§ **REQUEST**
Restate the entries below verbatim.

--

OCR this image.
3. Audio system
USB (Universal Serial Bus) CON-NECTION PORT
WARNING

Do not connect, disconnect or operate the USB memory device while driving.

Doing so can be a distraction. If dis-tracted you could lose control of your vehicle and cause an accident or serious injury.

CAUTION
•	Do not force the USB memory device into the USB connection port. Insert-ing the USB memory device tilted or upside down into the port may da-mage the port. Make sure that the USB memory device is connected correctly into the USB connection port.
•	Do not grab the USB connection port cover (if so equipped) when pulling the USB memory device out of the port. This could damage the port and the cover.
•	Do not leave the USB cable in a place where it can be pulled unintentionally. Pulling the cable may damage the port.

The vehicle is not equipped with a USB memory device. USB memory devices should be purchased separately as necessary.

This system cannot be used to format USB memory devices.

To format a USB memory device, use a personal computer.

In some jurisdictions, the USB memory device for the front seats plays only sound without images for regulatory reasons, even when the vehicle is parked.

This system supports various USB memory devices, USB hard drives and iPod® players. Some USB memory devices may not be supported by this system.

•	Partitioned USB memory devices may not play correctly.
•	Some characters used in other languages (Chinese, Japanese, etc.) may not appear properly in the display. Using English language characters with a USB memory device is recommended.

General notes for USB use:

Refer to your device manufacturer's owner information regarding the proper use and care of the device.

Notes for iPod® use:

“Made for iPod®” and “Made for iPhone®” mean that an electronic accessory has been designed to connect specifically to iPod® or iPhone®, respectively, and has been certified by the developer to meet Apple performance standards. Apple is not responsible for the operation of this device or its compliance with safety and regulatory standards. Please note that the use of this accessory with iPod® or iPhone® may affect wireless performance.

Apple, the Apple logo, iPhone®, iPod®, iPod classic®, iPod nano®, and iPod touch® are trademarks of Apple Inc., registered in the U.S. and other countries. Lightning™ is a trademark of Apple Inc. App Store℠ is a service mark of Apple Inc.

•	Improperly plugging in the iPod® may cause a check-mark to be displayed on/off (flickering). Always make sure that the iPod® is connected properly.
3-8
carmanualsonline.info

--

§ **SOLUTION**
OCR this image.
3. Audio system
USB (Universal Serial Bus) CON-NECTION PORT
WARNING

Do not connect, disconnect or operate the USB memory device while driving.

Doing so can be a distraction. If dis-tracted you could lose control of your vehicle and cause an accident or serious injury.

CAUTION
•	Do not force the USB memory device into the USB connection port. Insert-ing the USB memory device tilted or upside down into the port may da-mage the port. Make sure that the USB memory device is connected correctly into the USB connection port.
•	Do not grab the USB connection port cover (if so equipped) when pulling the USB memory device out of the port. This could damage the port and the cover.
•	Do not leave the USB cable in a place where it can be pulled unintentionally. Pulling the cable may damage the port.

The vehicle is not equipped with a USB memory device. USB memory devices should be purchased separately as necessary.

This system cannot be used to format USB memory devices.

To format a USB memory device, use a personal computer.

In some jurisdictions, the USB memory device for the front seats plays only sound without images for regulatory reasons, even when the vehicle is parked.

This system supports various USB memory devices, USB hard drives and iPod® players. Some USB memory devices may not be supported by this system.

•	Partitioned USB memory devices may not play correctly.
•	Some characters used in other languages (Chinese, Japanese, etc.) may not appear properly in the display. Using English language characters with a USB memory device is recommended.

General notes for USB use:

Refer to your device manufacturer's owner information regarding the proper use and care of the device.

Notes for iPod® use:

“Made for iPod®” and “Made for iPhone®” mean that an electronic accessory has been designed to connect specifically to iPod® or iPhone®, respectively, and has been certified by the developer to meet Apple performance standards. Apple is not responsible for the operation of this device or its compliance with safety and regulatory standards. Please note that the use of this accessory with iPod® or iPhone® may affect wireless performance.

Apple, the Apple logo, iPhone®, iPod®, iPod classic®, iPod nano®, and iPod touch® are trademarks of Apple Inc., registered in the U.S. and other countries. Lightning™ is a trademark of Apple Inc. App Store℠ is a service mark of Apple Inc.

•	Improperly plugging in the iPod® may cause a check-mark to be displayed on/off (flickering). Always make sure that the iPod® is connected properly.
3-8
carmanualsonline.info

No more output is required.